▸ **Stated problem**:
Count lines with "arrears" in them. Report only the total.

##### Entries provided

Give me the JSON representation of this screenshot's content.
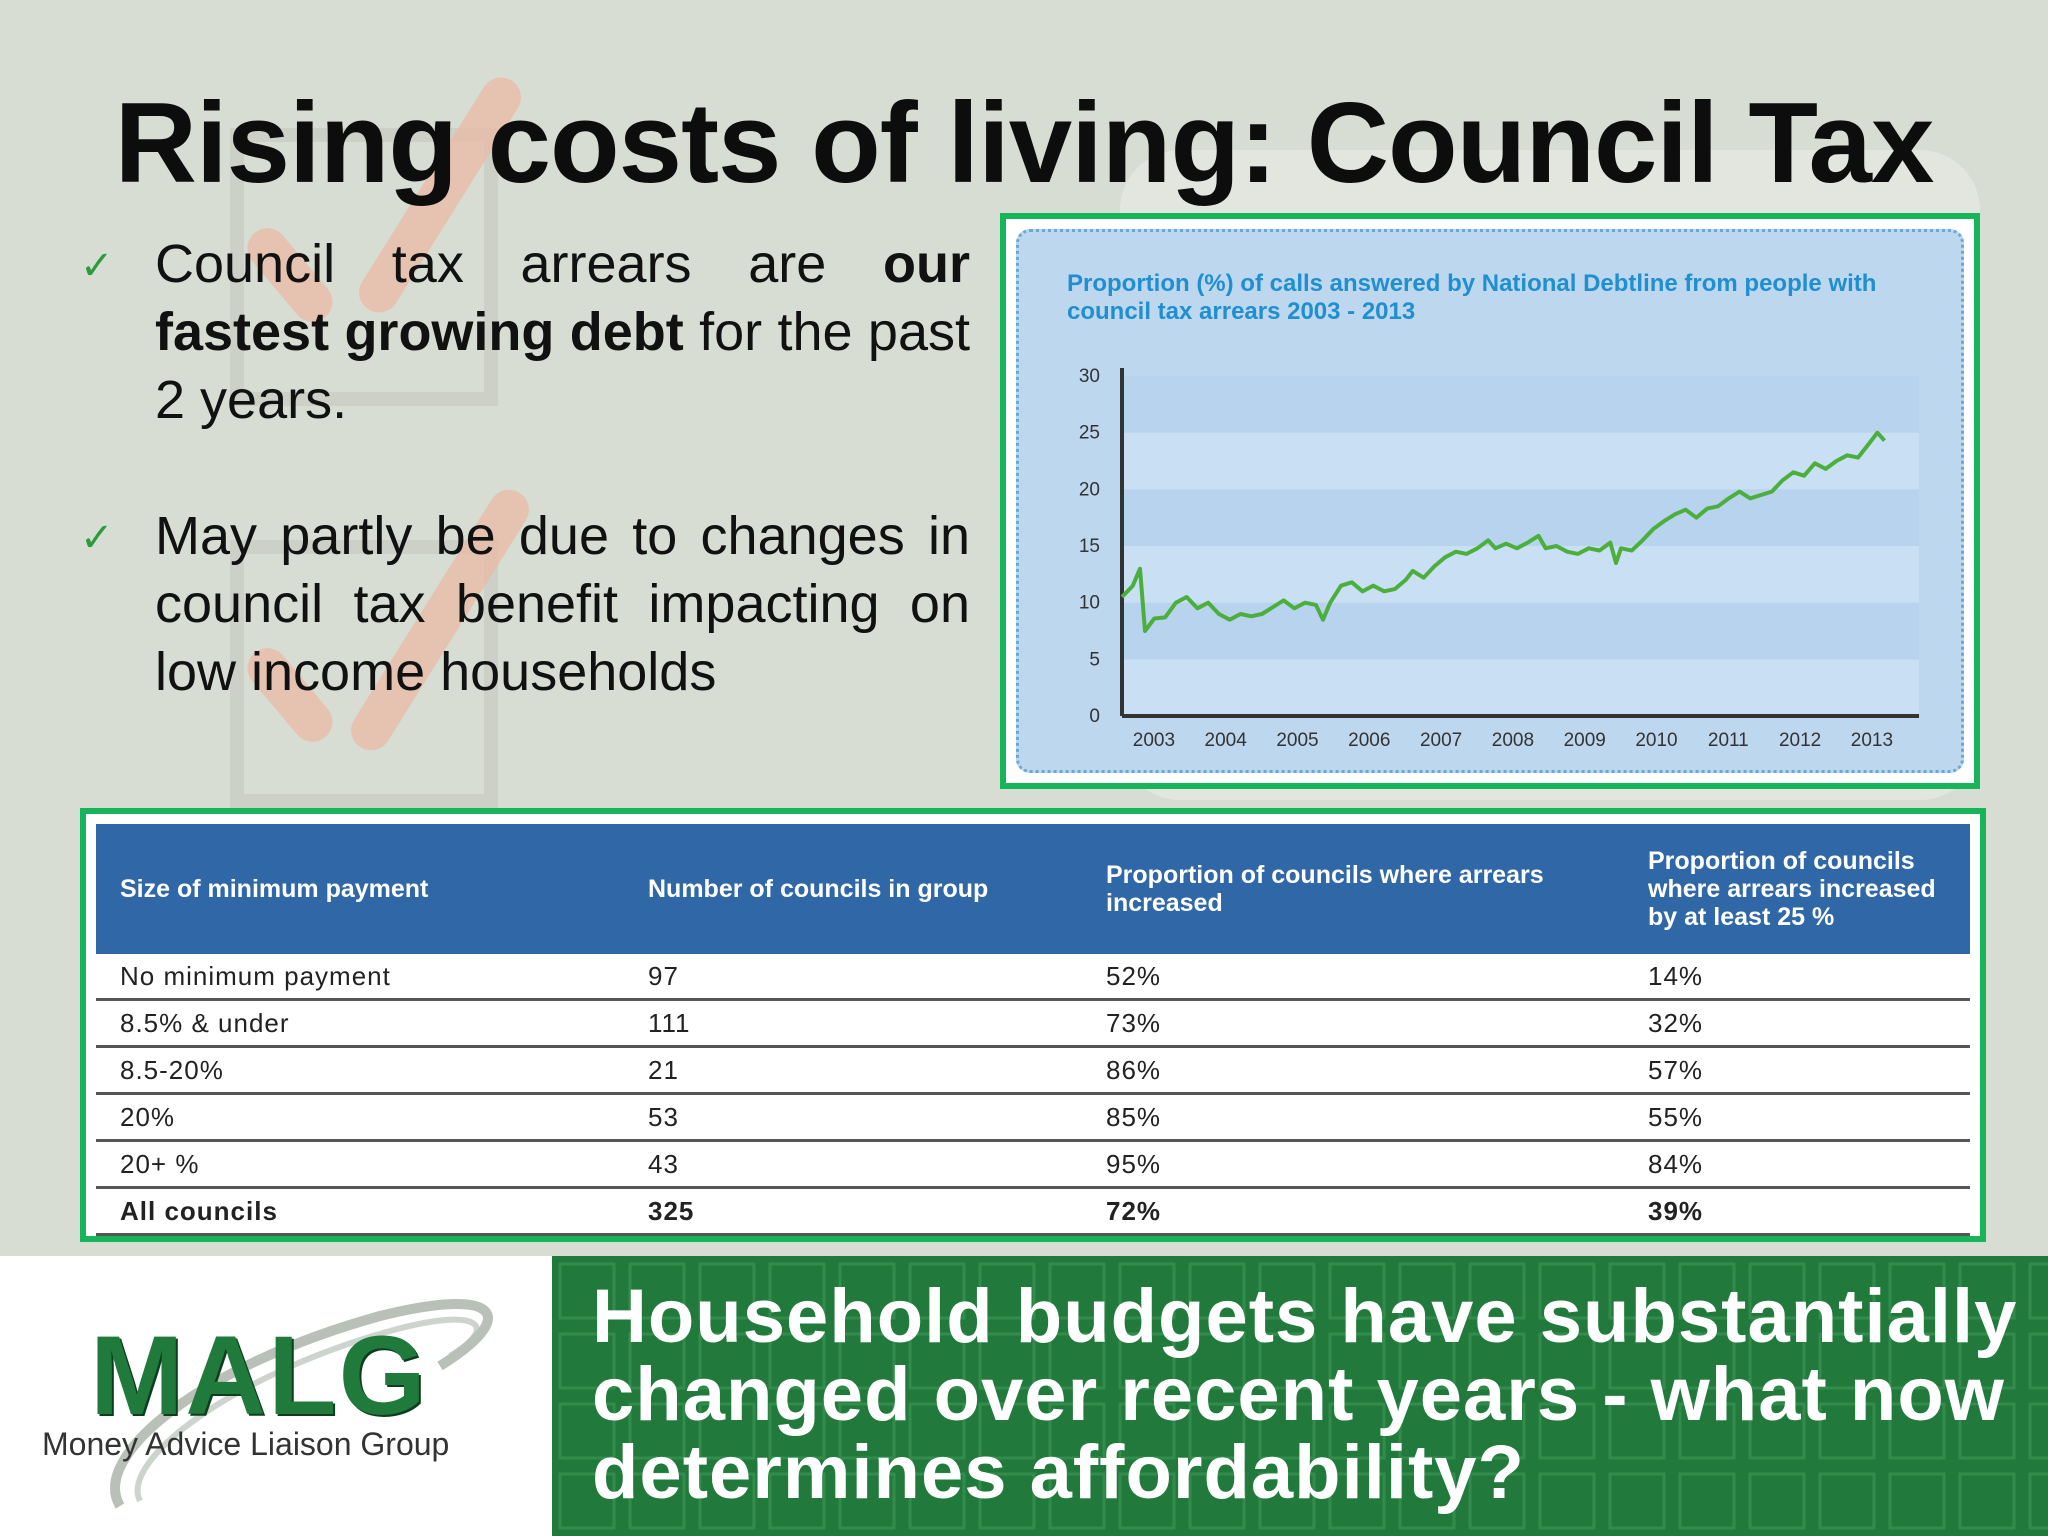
{
  "slide": {
    "title": "Rising costs of living: Council Tax",
    "bullets": [
      {
        "check": "✓",
        "pre": "Council tax arrears are ",
        "bold": "our fastest growing debt",
        "post": " for the past 2 years."
      },
      {
        "check": "✓",
        "pre": "May partly be due to changes in council tax benefit impacting on low income households",
        "bold": "",
        "post": ""
      }
    ]
  },
  "chart_data": {
    "type": "line",
    "title": "Proportion (%) of calls answered by National Debtline from people with council tax arrears 2003 - 2013",
    "xlabel": "",
    "ylabel": "",
    "ylim": [
      0,
      30
    ],
    "yticks": [
      "0",
      "5",
      "10",
      "15",
      "20",
      "25",
      "30"
    ],
    "xticks": [
      "2003",
      "2004",
      "2005",
      "2006",
      "2007",
      "2008",
      "2009",
      "2010",
      "2011",
      "2012",
      "2013"
    ],
    "xlim": [
      2003,
      2014.1
    ],
    "grid": "horizontal bands",
    "line_color": "#4caf3d",
    "points": [
      [
        2003.0,
        10.5
      ],
      [
        2003.15,
        11.5
      ],
      [
        2003.25,
        13.0
      ],
      [
        2003.32,
        7.5
      ],
      [
        2003.45,
        8.6
      ],
      [
        2003.6,
        8.7
      ],
      [
        2003.75,
        10.0
      ],
      [
        2003.9,
        10.5
      ],
      [
        2004.05,
        9.5
      ],
      [
        2004.2,
        10.0
      ],
      [
        2004.35,
        9.0
      ],
      [
        2004.5,
        8.5
      ],
      [
        2004.65,
        9.0
      ],
      [
        2004.8,
        8.8
      ],
      [
        2004.95,
        9.0
      ],
      [
        2005.1,
        9.6
      ],
      [
        2005.25,
        10.2
      ],
      [
        2005.4,
        9.5
      ],
      [
        2005.55,
        10.0
      ],
      [
        2005.7,
        9.8
      ],
      [
        2005.8,
        8.5
      ],
      [
        2005.9,
        10.0
      ],
      [
        2006.05,
        11.5
      ],
      [
        2006.2,
        11.8
      ],
      [
        2006.35,
        11.0
      ],
      [
        2006.5,
        11.5
      ],
      [
        2006.65,
        11.0
      ],
      [
        2006.8,
        11.2
      ],
      [
        2006.95,
        12.0
      ],
      [
        2007.05,
        12.8
      ],
      [
        2007.2,
        12.2
      ],
      [
        2007.35,
        13.2
      ],
      [
        2007.5,
        14.0
      ],
      [
        2007.65,
        14.5
      ],
      [
        2007.8,
        14.3
      ],
      [
        2007.95,
        14.8
      ],
      [
        2008.1,
        15.5
      ],
      [
        2008.2,
        14.8
      ],
      [
        2008.35,
        15.2
      ],
      [
        2008.5,
        14.8
      ],
      [
        2008.65,
        15.3
      ],
      [
        2008.8,
        15.9
      ],
      [
        2008.9,
        14.8
      ],
      [
        2009.05,
        15.0
      ],
      [
        2009.2,
        14.5
      ],
      [
        2009.35,
        14.3
      ],
      [
        2009.5,
        14.8
      ],
      [
        2009.65,
        14.6
      ],
      [
        2009.8,
        15.3
      ],
      [
        2009.88,
        13.5
      ],
      [
        2009.95,
        14.8
      ],
      [
        2010.1,
        14.6
      ],
      [
        2010.25,
        15.5
      ],
      [
        2010.4,
        16.5
      ],
      [
        2010.55,
        17.2
      ],
      [
        2010.7,
        17.8
      ],
      [
        2010.85,
        18.2
      ],
      [
        2011.0,
        17.5
      ],
      [
        2011.15,
        18.3
      ],
      [
        2011.3,
        18.5
      ],
      [
        2011.45,
        19.2
      ],
      [
        2011.6,
        19.8
      ],
      [
        2011.75,
        19.2
      ],
      [
        2011.9,
        19.5
      ],
      [
        2012.05,
        19.8
      ],
      [
        2012.2,
        20.8
      ],
      [
        2012.35,
        21.5
      ],
      [
        2012.5,
        21.2
      ],
      [
        2012.65,
        22.3
      ],
      [
        2012.8,
        21.8
      ],
      [
        2012.95,
        22.5
      ],
      [
        2013.1,
        23.0
      ],
      [
        2013.25,
        22.8
      ],
      [
        2013.4,
        24.0
      ],
      [
        2013.52,
        25.0
      ],
      [
        2013.62,
        24.3
      ]
    ]
  },
  "table": {
    "headers": [
      "Size of minimum payment",
      "Number of councils in group",
      "Proportion of councils where arrears increased",
      "Proportion of councils where arrears increased by at least 25 %"
    ],
    "rows": [
      [
        "No minimum payment",
        "97",
        "52%",
        "14%"
      ],
      [
        "8.5% & under",
        "111",
        "73%",
        "32%"
      ],
      [
        "8.5-20%",
        "21",
        "86%",
        "57%"
      ],
      [
        "20%",
        "53",
        "85%",
        "55%"
      ],
      [
        "20+ %",
        "43",
        "95%",
        "84%"
      ],
      [
        "All councils",
        "325",
        "72%",
        "39%"
      ]
    ]
  },
  "footer": {
    "logo_text": "MALG",
    "logo_subtitle": "Money Advice Liaison Group",
    "tagline": "Household budgets have substantially changed over recent years - what now determines affordability?"
  },
  "colors": {
    "accent_green": "#17b55a",
    "footer_green": "#217a3c",
    "table_header_blue": "#2f67a7",
    "chart_title_blue": "#1f8fcf",
    "chart_bg": "#bdd7ef"
  }
}
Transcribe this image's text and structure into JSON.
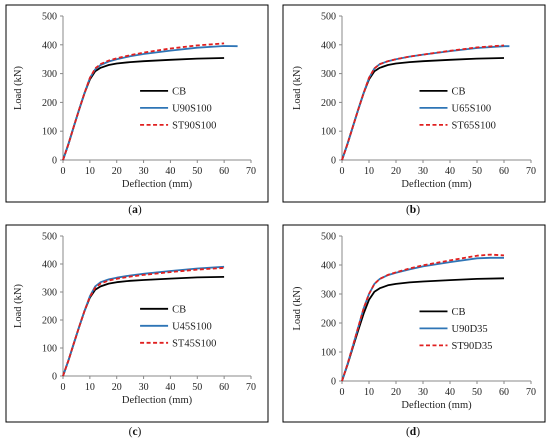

##########

▸ **Problem solution**:
4